Johnson (2010 , p. 150) defined CBT as “a form of locally situated development that uses tourism to generate economic, social and cultural benefits within a community”, highlighting that this kind of management is better implemented when applied to rural, small-scale municipalities or even small regions ( Asker et al. , 2010 ).

In the opposite direction, Giampiccoli et al. (2015) and Giampiccoli and Mtapuri (2017) considered that CBT does not need to be implemented at a small geographical scale. In fact, these authors considered in their E’s CBT model, a list of key words related to CBT tourism which can be perfectly implantable to conventional tourism, being endogenous, environment, education, empowerment, equity, evolving, enduring, entrepreneurship, ethical, externalities, exclusive, experience, enjoyment and ethnic.

+++

## STATED EXERCISE 1
Summarize the passage on CBT in two sentences.
## STATED EXERCISE 2
Transcribe the portion of the passage on CBT starting with "In the opposite" and going on through "enjoyment and ethnic.".

+++

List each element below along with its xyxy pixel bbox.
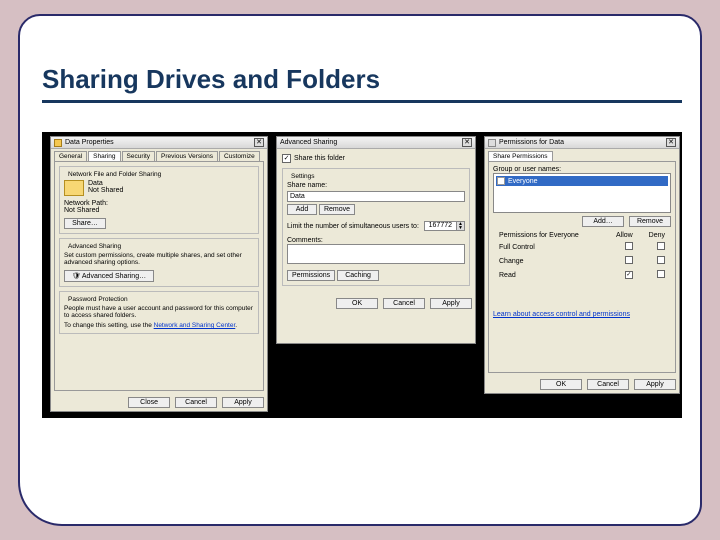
- window-data-properties: Data Properties ✕ General Sharing Securi…: [50, 136, 268, 412]
- comments-input[interactable]: [287, 244, 465, 264]
- group-advanced-sharing: Advanced Sharing Set custom permissions,…: [59, 238, 259, 287]
- share-name: Data: [88, 180, 123, 187]
- group-settings: Settings Share name: Data Add Remove Lim…: [282, 168, 470, 286]
- tab-share-permissions[interactable]: Share Permissions: [488, 151, 553, 161]
- checkbox-full-allow[interactable]: [625, 242, 633, 250]
- checkbox-read-deny[interactable]: [657, 270, 665, 278]
- network-path-label: Network Path:: [64, 200, 254, 207]
- advanced-desc: Set custom permissions, create multiple …: [64, 252, 254, 266]
- cancel-button[interactable]: Cancel: [383, 298, 425, 309]
- checkbox-read-allow[interactable]: ✓: [625, 271, 633, 279]
- close-icon[interactable]: ✕: [254, 138, 264, 147]
- checkbox-full-deny[interactable]: [657, 242, 665, 250]
- ok-button[interactable]: OK: [336, 298, 378, 309]
- checkbox-change-allow[interactable]: [625, 256, 633, 264]
- group-label: Password Protection: [66, 296, 130, 303]
- close-icon[interactable]: ✕: [462, 138, 472, 147]
- limit-users-spinner[interactable]: 167772 ▲▼: [424, 221, 465, 231]
- folder-icon: [64, 180, 84, 196]
- share-button[interactable]: Share…: [64, 218, 106, 229]
- apply-button[interactable]: Apply: [222, 397, 264, 408]
- permissions-button[interactable]: Permissions: [287, 270, 335, 281]
- password-change-text: To change this setting, use the: [64, 322, 154, 329]
- col-allow: Allow: [606, 232, 637, 239]
- permissions-for-label: Permissions for Everyone: [495, 232, 604, 239]
- close-button[interactable]: Close: [128, 397, 170, 408]
- titlebar: Advanced Sharing ✕: [277, 137, 475, 149]
- window-permissions: Permissions for Data ✕ Share Permissions…: [484, 136, 680, 394]
- permissions-table: Permissions for Everyone Allow Deny Full…: [493, 230, 671, 283]
- apply-button[interactable]: Apply: [430, 298, 472, 309]
- row-change: Change: [495, 255, 604, 267]
- remove-user-button[interactable]: Remove: [629, 216, 671, 227]
- user-list[interactable]: Everyone: [493, 173, 671, 213]
- window-advanced-sharing: Advanced Sharing ✕ ✓Share this folder Se…: [276, 136, 476, 344]
- window-icon: [488, 139, 496, 147]
- group-user-names-label: Group or user names:: [493, 166, 671, 173]
- share-name-label: Share name:: [287, 182, 465, 189]
- password-desc: People must have a user account and pass…: [64, 305, 254, 319]
- window-title: Permissions for Data: [499, 139, 666, 146]
- apply-button[interactable]: Apply: [634, 379, 676, 390]
- link-network-sharing-center[interactable]: Network and Sharing Center: [154, 322, 236, 329]
- comments-label: Comments:: [287, 237, 465, 244]
- tab-security[interactable]: Security: [122, 151, 155, 161]
- checkbox-change-deny[interactable]: [657, 256, 665, 264]
- close-icon[interactable]: ✕: [666, 138, 676, 147]
- link-learn-permissions[interactable]: Learn about access control and permissio…: [493, 311, 630, 318]
- title-rule: [42, 100, 682, 103]
- share-status: Not Shared: [88, 187, 123, 194]
- tab-general[interactable]: General: [54, 151, 87, 161]
- network-path: Not Shared: [64, 207, 254, 214]
- row-full-control: Full Control: [495, 241, 604, 253]
- group-network-sharing: Network File and Folder Sharing Data Not…: [59, 166, 259, 234]
- caching-button[interactable]: Caching: [337, 270, 379, 281]
- col-deny: Deny: [639, 232, 669, 239]
- row-read: Read: [495, 269, 604, 281]
- titlebar: Permissions for Data ✕: [485, 137, 679, 149]
- add-share-button[interactable]: Add: [287, 204, 317, 215]
- group-password-protection: Password Protection People must have a u…: [59, 291, 259, 334]
- folder-icon: [54, 139, 62, 147]
- group-label: Settings: [289, 173, 317, 180]
- user-icon: [497, 177, 505, 185]
- tab-sharing[interactable]: Sharing: [88, 151, 120, 161]
- tab-customize[interactable]: Customize: [219, 151, 260, 161]
- group-label: Network File and Folder Sharing: [66, 171, 163, 178]
- titlebar: Data Properties ✕: [51, 137, 267, 149]
- chevron-down-icon[interactable]: ▼: [456, 226, 464, 230]
- add-user-button[interactable]: Add…: [582, 216, 624, 227]
- tab-previous-versions[interactable]: Previous Versions: [156, 151, 218, 161]
- share-name-input[interactable]: Data: [287, 191, 465, 202]
- limit-users-label: Limit the number of simultaneous users t…: [287, 223, 420, 230]
- share-this-folder-checkbox[interactable]: ✓Share this folder: [282, 154, 470, 163]
- list-item[interactable]: Everyone: [496, 176, 668, 186]
- ok-button[interactable]: OK: [540, 379, 582, 390]
- window-title: Advanced Sharing: [280, 139, 462, 146]
- cancel-button[interactable]: Cancel: [587, 379, 629, 390]
- window-title: Data Properties: [65, 139, 254, 146]
- cancel-button[interactable]: Cancel: [175, 397, 217, 408]
- group-label: Advanced Sharing: [66, 243, 123, 250]
- advanced-sharing-button[interactable]: 🛡Advanced Sharing…: [64, 270, 154, 282]
- page-title: Sharing Drives and Folders: [42, 64, 380, 95]
- remove-share-button[interactable]: Remove: [319, 204, 355, 215]
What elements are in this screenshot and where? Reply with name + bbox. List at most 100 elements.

+++

## RESULT 1
Johnson (2010) defined CBT as a form of locally situated development that uses tourism to generate economic, social and cultural benefits within a community, and noted that it is better implemented in rural, small-scale municipalities or small regions (Asker et al., 2010). In contrast, Giampiccoli et al. (2015) and Giampiccoli and Mtapuri (2017) held that CBT need not be implemented at a small geographical scale, and their E's CBT model lists key words, such as empowerment, equity and entrepreneurship, that can be applied to conventional tourism.

## RESULT 2
In the opposite direction, Giampiccoli et al. (2015) and Giampiccoli and Mtapuri (2017) considered that CBT does not need to be implemented at a small geographical scale. In fact, these authors considered in their E’s CBT model, a list of key words related to CBT tourism which can be perfectly implantable to conventional tourism, being endogenous, environment, education, empowerment, equity, evolving, enduring, entrepreneurship, ethical, externalities, exclusive, experience, enjoyment and ethnic.